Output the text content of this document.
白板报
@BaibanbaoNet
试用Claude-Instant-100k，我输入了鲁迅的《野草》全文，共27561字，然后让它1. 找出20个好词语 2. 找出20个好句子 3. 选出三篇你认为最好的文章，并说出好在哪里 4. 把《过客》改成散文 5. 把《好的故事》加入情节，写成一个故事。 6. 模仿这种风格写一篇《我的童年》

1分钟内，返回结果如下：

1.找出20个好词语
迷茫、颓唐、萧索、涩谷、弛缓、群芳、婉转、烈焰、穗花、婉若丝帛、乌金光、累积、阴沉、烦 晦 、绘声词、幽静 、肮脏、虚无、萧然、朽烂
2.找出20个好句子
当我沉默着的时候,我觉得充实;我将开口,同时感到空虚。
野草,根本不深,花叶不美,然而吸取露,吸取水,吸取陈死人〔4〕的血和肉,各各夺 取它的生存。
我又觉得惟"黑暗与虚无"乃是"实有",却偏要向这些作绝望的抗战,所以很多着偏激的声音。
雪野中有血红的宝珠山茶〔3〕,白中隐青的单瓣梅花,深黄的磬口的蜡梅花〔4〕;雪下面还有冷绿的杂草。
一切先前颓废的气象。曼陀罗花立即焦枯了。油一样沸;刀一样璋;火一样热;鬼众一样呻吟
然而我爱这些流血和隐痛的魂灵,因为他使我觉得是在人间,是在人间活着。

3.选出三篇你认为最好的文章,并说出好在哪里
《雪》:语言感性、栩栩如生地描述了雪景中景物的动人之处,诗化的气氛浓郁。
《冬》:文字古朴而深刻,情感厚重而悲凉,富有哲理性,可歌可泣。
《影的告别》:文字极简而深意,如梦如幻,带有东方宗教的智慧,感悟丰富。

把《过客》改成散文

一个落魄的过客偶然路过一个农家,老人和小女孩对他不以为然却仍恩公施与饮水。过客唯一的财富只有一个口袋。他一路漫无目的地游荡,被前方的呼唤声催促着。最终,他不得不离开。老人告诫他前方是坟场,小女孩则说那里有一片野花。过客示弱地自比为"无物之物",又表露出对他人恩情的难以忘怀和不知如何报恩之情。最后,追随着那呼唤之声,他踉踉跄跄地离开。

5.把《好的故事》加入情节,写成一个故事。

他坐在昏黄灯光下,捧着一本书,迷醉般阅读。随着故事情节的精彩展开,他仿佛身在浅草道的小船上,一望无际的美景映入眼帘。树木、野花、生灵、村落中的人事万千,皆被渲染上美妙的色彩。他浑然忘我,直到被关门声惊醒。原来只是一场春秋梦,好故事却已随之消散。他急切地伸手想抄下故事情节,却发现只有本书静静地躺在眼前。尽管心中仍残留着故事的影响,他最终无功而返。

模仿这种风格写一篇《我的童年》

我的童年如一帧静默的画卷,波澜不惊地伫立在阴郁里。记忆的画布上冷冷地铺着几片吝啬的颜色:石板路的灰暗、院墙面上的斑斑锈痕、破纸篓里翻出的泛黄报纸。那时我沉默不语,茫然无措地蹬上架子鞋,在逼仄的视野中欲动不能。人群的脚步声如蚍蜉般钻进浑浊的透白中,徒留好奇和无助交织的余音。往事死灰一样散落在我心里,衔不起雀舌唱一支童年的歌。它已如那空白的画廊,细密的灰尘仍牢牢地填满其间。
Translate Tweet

*EXERCISE OBJECTIVE*
Search the lines for the string "改成散文" and copy every line that has it.

*WRITTEN ANSWER*
试用Claude-Instant-100k，我输入了鲁迅的《野草》全文，共27561字，然后让它1. 找出20个好词语 2. 找出20个好句子 3. 选出三篇你认为最好的文章，并说出好在哪里 4. 把《过客》改成散文 5. 把《好的故事》加入情节，写成一个故事。 6. 模仿这种风格写一篇《我的童年》
把《过客》改成散文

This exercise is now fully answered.